• Supplied information:
<<<<

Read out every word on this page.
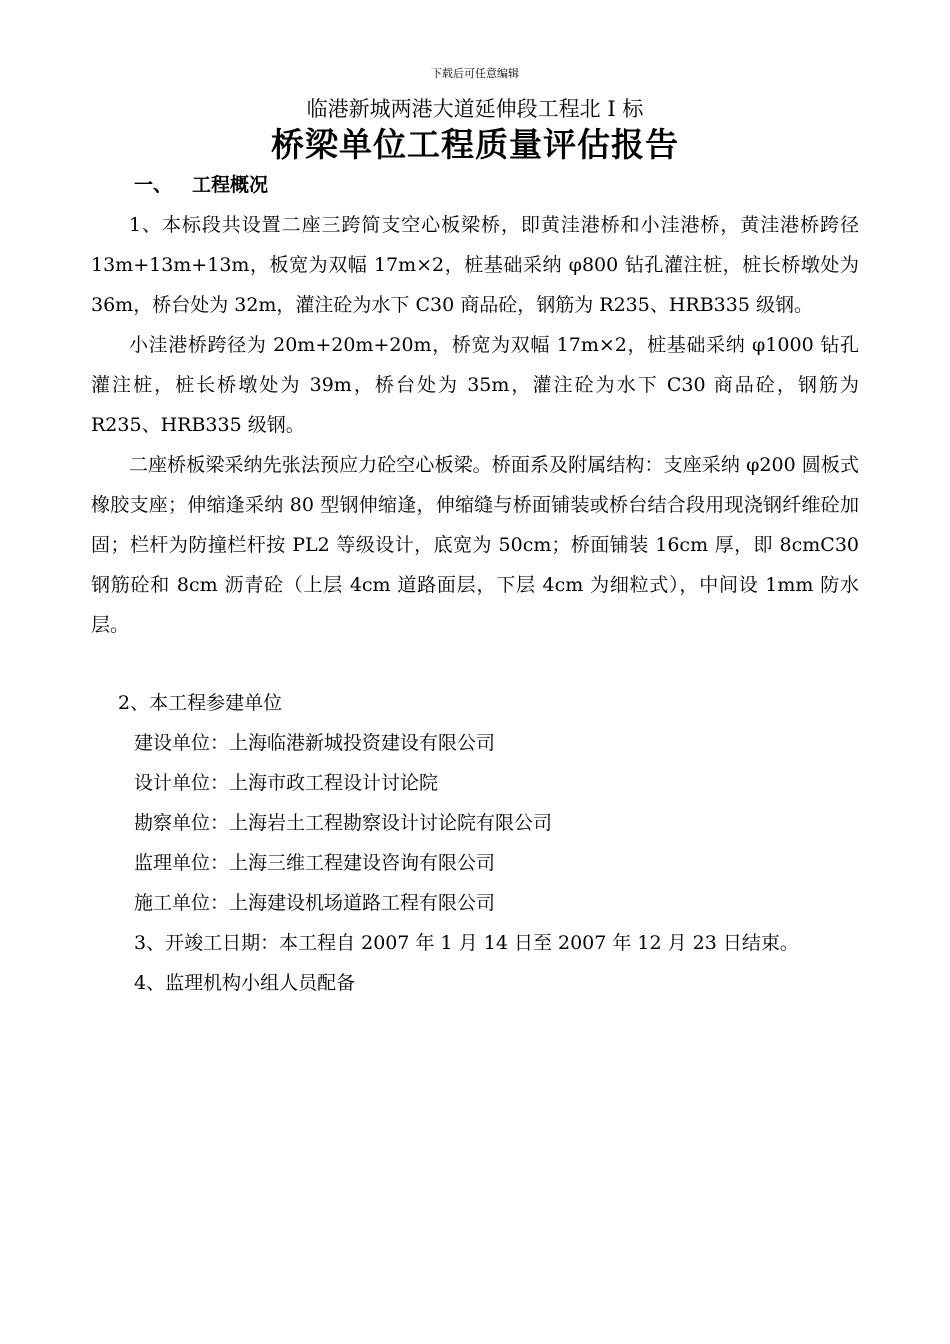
下载后可任意编辑
临港新城两港大道延伸段工程北 I 标
桥梁单位工程质量评估报告
一、 工程概况

1、本标段共设置二座三跨简支空心板梁桥，即黄洼港桥和小洼港桥，黄洼港桥跨径 13m+13m+13m，板宽为双幅 17m×2，桩基础采纳 φ800 钻孔灌注桩，桩长桥墩处为 36m，桥台处为 32m，灌注砼为水下 C30 商品砼，钢筋为 R235、HRB335 级钢。

小洼港桥跨径为 20m+20m+20m，桥宽为双幅 17m×2，桩基础采纳 φ1000 钻孔灌注桩，桩长桥墩处为 39m，桥台处为 35m，灌注砼为水下 C30 商品砼，钢筋为 R235、HRB335 级钢。

二座桥板梁采纳先张法预应力砼空心板梁。桥面系及附属结构：支座采纳 φ200 圆板式橡胶支座；伸缩逢采纳 80 型钢伸缩逢，伸缩缝与桥面铺装或桥台结合段用现浇钢纤维砼加固；栏杆为防撞栏杆按 PL2 等级设计，底宽为 50cm；桥面铺装 16cm 厚，即 8cmC30 钢筋砼和 8cm 沥青砼（上层 4cm 道路面层，下层 4cm 为细粒式），中间设 1mm 防水层。

2、本工程参建单位
建设单位：上海临港新城投资建设有限公司
设计单位：上海市政工程设计讨论院
勘察单位：上海岩土工程勘察设计讨论院有限公司
监理单位：上海三维工程建设咨询有限公司
施工单位：上海建设机场道路工程有限公司
3、开竣工日期：本工程自 2007 年 1 月 14 日至 2007 年 12 月 23 日结束。
4、监理机构小组人员配备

>>>>

• Prompt:
Leave the pictures out, and print every line of the listing exactly as written.

• Task answer:
Read out every word on this page.
下载后可任意编辑
临港新城两港大道延伸段工程北 I 标
桥梁单位工程质量评估报告
一、 工程概况

1、本标段共设置二座三跨简支空心板梁桥，即黄洼港桥和小洼港桥，黄洼港桥跨径 13m+13m+13m，板宽为双幅 17m×2，桩基础采纳 φ800 钻孔灌注桩，桩长桥墩处为 36m，桥台处为 32m，灌注砼为水下 C30 商品砼，钢筋为 R235、HRB335 级钢。

小洼港桥跨径为 20m+20m+20m，桥宽为双幅 17m×2，桩基础采纳 φ1000 钻孔灌注桩，桩长桥墩处为 39m，桥台处为 35m，灌注砼为水下 C30 商品砼，钢筋为 R235、HRB335 级钢。

二座桥板梁采纳先张法预应力砼空心板梁。桥面系及附属结构：支座采纳 φ200 圆板式橡胶支座；伸缩逢采纳 80 型钢伸缩逢，伸缩缝与桥面铺装或桥台结合段用现浇钢纤维砼加固；栏杆为防撞栏杆按 PL2 等级设计，底宽为 50cm；桥面铺装 16cm 厚，即 8cmC30 钢筋砼和 8cm 沥青砼（上层 4cm 道路面层，下层 4cm 为细粒式），中间设 1mm 防水层。

2、本工程参建单位
建设单位：上海临港新城投资建设有限公司
设计单位：上海市政工程设计讨论院
勘察单位：上海岩土工程勘察设计讨论院有限公司
监理单位：上海三维工程建设咨询有限公司
施工单位：上海建设机场道路工程有限公司
3、开竣工日期：本工程自 2007 年 1 月 14 日至 2007 年 12 月 23 日结束。
4、监理机构小组人员配备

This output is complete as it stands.